### Problem details:
Quote the whole listing exactly. Leave the pictures out of your copy.

### Given data:
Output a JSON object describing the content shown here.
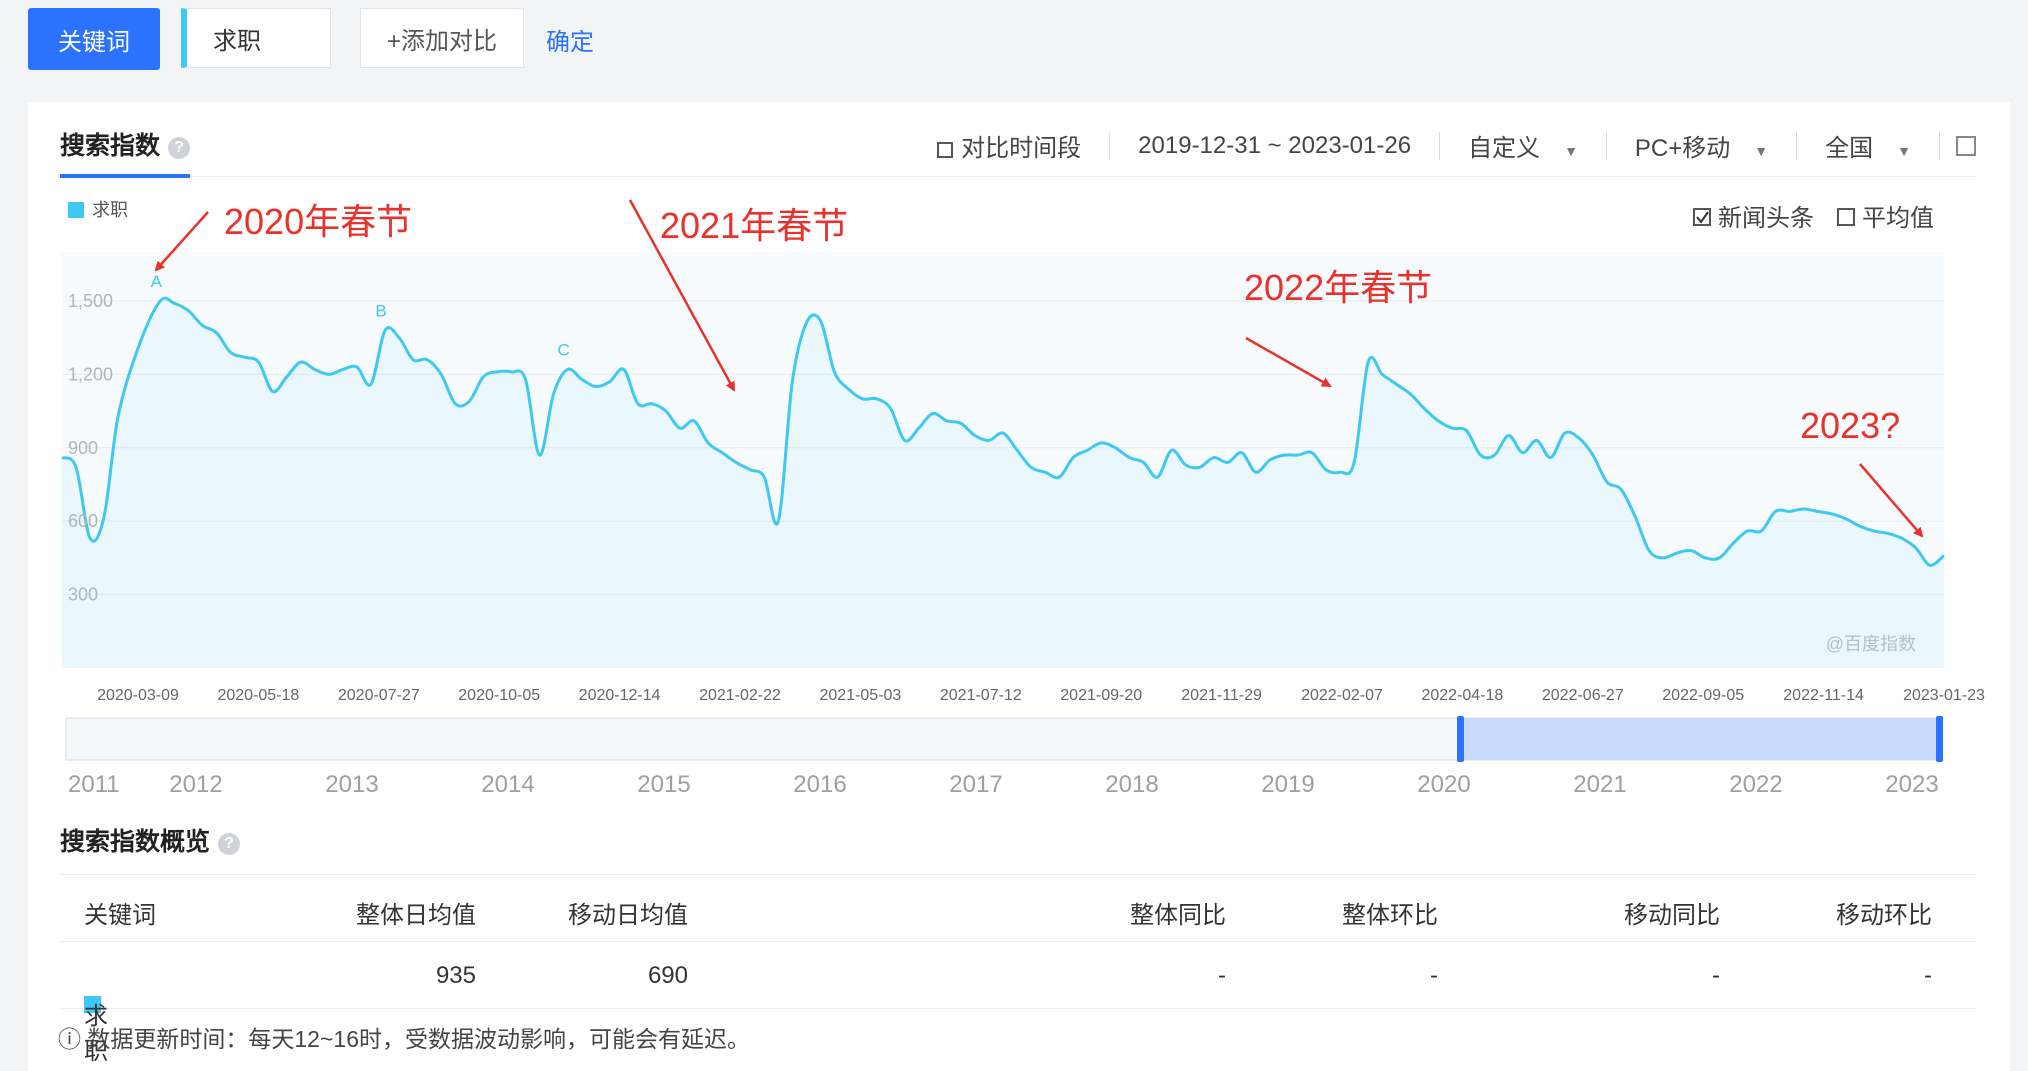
{
  "toolbar": {
    "keyword_button": "关键词",
    "keyword_value": "求职",
    "add_compare": "+添加对比",
    "confirm": "确定"
  },
  "card": {
    "title": "搜索指数",
    "compare_period": "对比时间段",
    "date_range": "2019-12-31 ~ 2023-01-26",
    "custom": "自定义",
    "platform": "PC+移动",
    "region": "全国"
  },
  "chart_data": {
    "type": "area",
    "series": [
      {
        "name": "求职",
        "color": "#3ec8f2",
        "points": [
          [
            0,
            860
          ],
          [
            2,
            820
          ],
          [
            4,
            530
          ],
          [
            6,
            620
          ],
          [
            8,
            1030
          ],
          [
            11,
            1320
          ],
          [
            14,
            1500
          ],
          [
            16,
            1490
          ],
          [
            18,
            1460
          ],
          [
            20,
            1400
          ],
          [
            22,
            1370
          ],
          [
            24,
            1290
          ],
          [
            26,
            1270
          ],
          [
            28,
            1250
          ],
          [
            30,
            1130
          ],
          [
            32,
            1190
          ],
          [
            34,
            1250
          ],
          [
            36,
            1220
          ],
          [
            38,
            1200
          ],
          [
            40,
            1220
          ],
          [
            42,
            1230
          ],
          [
            44,
            1160
          ],
          [
            46,
            1380
          ],
          [
            48,
            1350
          ],
          [
            50,
            1260
          ],
          [
            52,
            1260
          ],
          [
            54,
            1200
          ],
          [
            56,
            1080
          ],
          [
            58,
            1090
          ],
          [
            60,
            1190
          ],
          [
            62,
            1210
          ],
          [
            64,
            1210
          ],
          [
            66,
            1180
          ],
          [
            68,
            870
          ],
          [
            70,
            1120
          ],
          [
            72,
            1220
          ],
          [
            74,
            1180
          ],
          [
            76,
            1150
          ],
          [
            78,
            1170
          ],
          [
            80,
            1220
          ],
          [
            82,
            1080
          ],
          [
            84,
            1080
          ],
          [
            86,
            1050
          ],
          [
            88,
            980
          ],
          [
            90,
            1010
          ],
          [
            92,
            920
          ],
          [
            94,
            880
          ],
          [
            96,
            840
          ],
          [
            98,
            810
          ],
          [
            100,
            780
          ],
          [
            102,
            600
          ],
          [
            104,
            1170
          ],
          [
            106,
            1410
          ],
          [
            108,
            1420
          ],
          [
            110,
            1210
          ],
          [
            112,
            1140
          ],
          [
            114,
            1100
          ],
          [
            116,
            1100
          ],
          [
            118,
            1060
          ],
          [
            120,
            930
          ],
          [
            122,
            980
          ],
          [
            124,
            1040
          ],
          [
            126,
            1010
          ],
          [
            128,
            1000
          ],
          [
            130,
            950
          ],
          [
            132,
            930
          ],
          [
            134,
            960
          ],
          [
            136,
            890
          ],
          [
            138,
            820
          ],
          [
            140,
            800
          ],
          [
            142,
            780
          ],
          [
            144,
            860
          ],
          [
            146,
            890
          ],
          [
            148,
            920
          ],
          [
            150,
            900
          ],
          [
            152,
            860
          ],
          [
            154,
            840
          ],
          [
            156,
            780
          ],
          [
            158,
            890
          ],
          [
            160,
            830
          ],
          [
            162,
            820
          ],
          [
            164,
            860
          ],
          [
            166,
            840
          ],
          [
            168,
            880
          ],
          [
            170,
            800
          ],
          [
            172,
            850
          ],
          [
            174,
            870
          ],
          [
            176,
            870
          ],
          [
            178,
            880
          ],
          [
            180,
            810
          ],
          [
            182,
            800
          ],
          [
            184,
            840
          ],
          [
            186,
            1250
          ],
          [
            188,
            1200
          ],
          [
            190,
            1160
          ],
          [
            192,
            1120
          ],
          [
            194,
            1060
          ],
          [
            196,
            1010
          ],
          [
            198,
            980
          ],
          [
            200,
            970
          ],
          [
            202,
            870
          ],
          [
            204,
            870
          ],
          [
            206,
            950
          ],
          [
            208,
            880
          ],
          [
            210,
            930
          ],
          [
            212,
            860
          ],
          [
            214,
            960
          ],
          [
            216,
            940
          ],
          [
            218,
            870
          ],
          [
            220,
            760
          ],
          [
            222,
            730
          ],
          [
            224,
            620
          ],
          [
            226,
            480
          ],
          [
            228,
            450
          ],
          [
            230,
            470
          ],
          [
            232,
            480
          ],
          [
            234,
            450
          ],
          [
            236,
            450
          ],
          [
            238,
            510
          ],
          [
            240,
            560
          ],
          [
            242,
            560
          ],
          [
            244,
            640
          ],
          [
            246,
            640
          ],
          [
            248,
            650
          ],
          [
            250,
            640
          ],
          [
            252,
            630
          ],
          [
            254,
            610
          ],
          [
            256,
            580
          ],
          [
            258,
            560
          ],
          [
            260,
            550
          ],
          [
            262,
            530
          ],
          [
            264,
            490
          ],
          [
            266,
            420
          ],
          [
            268,
            460
          ]
        ]
      }
    ],
    "y_ticks": [
      "1,500",
      "1,200",
      "900",
      "600",
      "300"
    ],
    "x_ticks": [
      "2020-03-09",
      "2020-05-18",
      "2020-07-27",
      "2020-10-05",
      "2020-12-14",
      "2021-02-22",
      "2021-05-03",
      "2021-07-12",
      "2021-09-20",
      "2021-11-29",
      "2022-02-07",
      "2022-04-18",
      "2022-06-27",
      "2022-09-05",
      "2022-11-14",
      "2023-01-23"
    ],
    "ylim": [
      0,
      1700
    ],
    "legend": "求职",
    "legend_position": "top-left",
    "peak_marks": [
      "A",
      "B",
      "C"
    ],
    "annotations": [
      "2020年春节",
      "2021年春节",
      "2022年春节",
      "2023?"
    ],
    "watermark": "@百度指数",
    "options": {
      "news_headlines": "新闻头条",
      "average": "平均值",
      "news_checked": true,
      "average_checked": false
    },
    "navigator_years": [
      "2011",
      "2012",
      "2013",
      "2014",
      "2015",
      "2016",
      "2017",
      "2018",
      "2019",
      "2020",
      "2021",
      "2022",
      "2023"
    ],
    "grid": true
  },
  "overview": {
    "title": "搜索指数概览",
    "headers": [
      "关键词",
      "整体日均值",
      "移动日均值",
      "整体同比",
      "整体环比",
      "移动同比",
      "移动环比"
    ],
    "rows": [
      {
        "keyword": "求职",
        "overall_avg": "935",
        "mobile_avg": "690",
        "overall_yoy": "-",
        "overall_mom": "-",
        "mobile_yoy": "-",
        "mobile_mom": "-"
      }
    ],
    "note": "数据更新时间：每天12~16时，受数据波动影响，可能会有延迟。"
  }
}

### Task response:
Output a JSON object describing the content shown here.
{
  "toolbar": {
    "keyword_button": "关键词",
    "keyword_value": "求职",
    "add_compare": "+添加对比",
    "confirm": "确定"
  },
  "card": {
    "title": "搜索指数",
    "compare_period": "对比时间段",
    "date_range": "2019-12-31 ~ 2023-01-26",
    "custom": "自定义",
    "platform": "PC+移动",
    "region": "全国"
  },
  "chart_data": {
    "type": "area",
    "series": [
      {
        "name": "求职",
        "color": "#3ec8f2",
        "points": [
          [
            0,
            860
          ],
          [
            2,
            820
          ],
          [
            4,
            530
          ],
          [
            6,
            620
          ],
          [
            8,
            1030
          ],
          [
            11,
            1320
          ],
          [
            14,
            1500
          ],
          [
            16,
            1490
          ],
          [
            18,
            1460
          ],
          [
            20,
            1400
          ],
          [
            22,
            1370
          ],
          [
            24,
            1290
          ],
          [
            26,
            1270
          ],
          [
            28,
            1250
          ],
          [
            30,
            1130
          ],
          [
            32,
            1190
          ],
          [
            34,
            1250
          ],
          [
            36,
            1220
          ],
          [
            38,
            1200
          ],
          [
            40,
            1220
          ],
          [
            42,
            1230
          ],
          [
            44,
            1160
          ],
          [
            46,
            1380
          ],
          [
            48,
            1350
          ],
          [
            50,
            1260
          ],
          [
            52,
            1260
          ],
          [
            54,
            1200
          ],
          [
            56,
            1080
          ],
          [
            58,
            1090
          ],
          [
            60,
            1190
          ],
          [
            62,
            1210
          ],
          [
            64,
            1210
          ],
          [
            66,
            1180
          ],
          [
            68,
            870
          ],
          [
            70,
            1120
          ],
          [
            72,
            1220
          ],
          [
            74,
            1180
          ],
          [
            76,
            1150
          ],
          [
            78,
            1170
          ],
          [
            80,
            1220
          ],
          [
            82,
            1080
          ],
          [
            84,
            1080
          ],
          [
            86,
            1050
          ],
          [
            88,
            980
          ],
          [
            90,
            1010
          ],
          [
            92,
            920
          ],
          [
            94,
            880
          ],
          [
            96,
            840
          ],
          [
            98,
            810
          ],
          [
            100,
            780
          ],
          [
            102,
            600
          ],
          [
            104,
            1170
          ],
          [
            106,
            1410
          ],
          [
            108,
            1420
          ],
          [
            110,
            1210
          ],
          [
            112,
            1140
          ],
          [
            114,
            1100
          ],
          [
            116,
            1100
          ],
          [
            118,
            1060
          ],
          [
            120,
            930
          ],
          [
            122,
            980
          ],
          [
            124,
            1040
          ],
          [
            126,
            1010
          ],
          [
            128,
            1000
          ],
          [
            130,
            950
          ],
          [
            132,
            930
          ],
          [
            134,
            960
          ],
          [
            136,
            890
          ],
          [
            138,
            820
          ],
          [
            140,
            800
          ],
          [
            142,
            780
          ],
          [
            144,
            860
          ],
          [
            146,
            890
          ],
          [
            148,
            920
          ],
          [
            150,
            900
          ],
          [
            152,
            860
          ],
          [
            154,
            840
          ],
          [
            156,
            780
          ],
          [
            158,
            890
          ],
          [
            160,
            830
          ],
          [
            162,
            820
          ],
          [
            164,
            860
          ],
          [
            166,
            840
          ],
          [
            168,
            880
          ],
          [
            170,
            800
          ],
          [
            172,
            850
          ],
          [
            174,
            870
          ],
          [
            176,
            870
          ],
          [
            178,
            880
          ],
          [
            180,
            810
          ],
          [
            182,
            800
          ],
          [
            184,
            840
          ],
          [
            186,
            1250
          ],
          [
            188,
            1200
          ],
          [
            190,
            1160
          ],
          [
            192,
            1120
          ],
          [
            194,
            1060
          ],
          [
            196,
            1010
          ],
          [
            198,
            980
          ],
          [
            200,
            970
          ],
          [
            202,
            870
          ],
          [
            204,
            870
          ],
          [
            206,
            950
          ],
          [
            208,
            880
          ],
          [
            210,
            930
          ],
          [
            212,
            860
          ],
          [
            214,
            960
          ],
          [
            216,
            940
          ],
          [
            218,
            870
          ],
          [
            220,
            760
          ],
          [
            222,
            730
          ],
          [
            224,
            620
          ],
          [
            226,
            480
          ],
          [
            228,
            450
          ],
          [
            230,
            470
          ],
          [
            232,
            480
          ],
          [
            234,
            450
          ],
          [
            236,
            450
          ],
          [
            238,
            510
          ],
          [
            240,
            560
          ],
          [
            242,
            560
          ],
          [
            244,
            640
          ],
          [
            246,
            640
          ],
          [
            248,
            650
          ],
          [
            250,
            640
          ],
          [
            252,
            630
          ],
          [
            254,
            610
          ],
          [
            256,
            580
          ],
          [
            258,
            560
          ],
          [
            260,
            550
          ],
          [
            262,
            530
          ],
          [
            264,
            490
          ],
          [
            266,
            420
          ],
          [
            268,
            460
          ]
        ]
      }
    ],
    "y_ticks": [
      "1,500",
      "1,200",
      "900",
      "600",
      "300"
    ],
    "x_ticks": [
      "2020-03-09",
      "2020-05-18",
      "2020-07-27",
      "2020-10-05",
      "2020-12-14",
      "2021-02-22",
      "2021-05-03",
      "2021-07-12",
      "2021-09-20",
      "2021-11-29",
      "2022-02-07",
      "2022-04-18",
      "2022-06-27",
      "2022-09-05",
      "2022-11-14",
      "2023-01-23"
    ],
    "ylim": [
      0,
      1700
    ],
    "legend": "求职",
    "legend_position": "top-left",
    "peak_marks": [
      "A",
      "B",
      "C"
    ],
    "annotations": [
      "2020年春节",
      "2021年春节",
      "2022年春节",
      "2023?"
    ],
    "watermark": "@百度指数",
    "options": {
      "news_headlines": "新闻头条",
      "average": "平均值",
      "news_checked": true,
      "average_checked": false
    },
    "navigator_years": [
      "2011",
      "2012",
      "2013",
      "2014",
      "2015",
      "2016",
      "2017",
      "2018",
      "2019",
      "2020",
      "2021",
      "2022",
      "2023"
    ],
    "grid": true
  },
  "overview": {
    "title": "搜索指数概览",
    "headers": [
      "关键词",
      "整体日均值",
      "移动日均值",
      "整体同比",
      "整体环比",
      "移动同比",
      "移动环比"
    ],
    "rows": [
      {
        "keyword": "求职",
        "overall_avg": "935",
        "mobile_avg": "690",
        "overall_yoy": "-",
        "overall_mom": "-",
        "mobile_yoy": "-",
        "mobile_mom": "-"
      }
    ],
    "note": "数据更新时间：每天12~16时，受数据波动影响，可能会有延迟。"
  }
}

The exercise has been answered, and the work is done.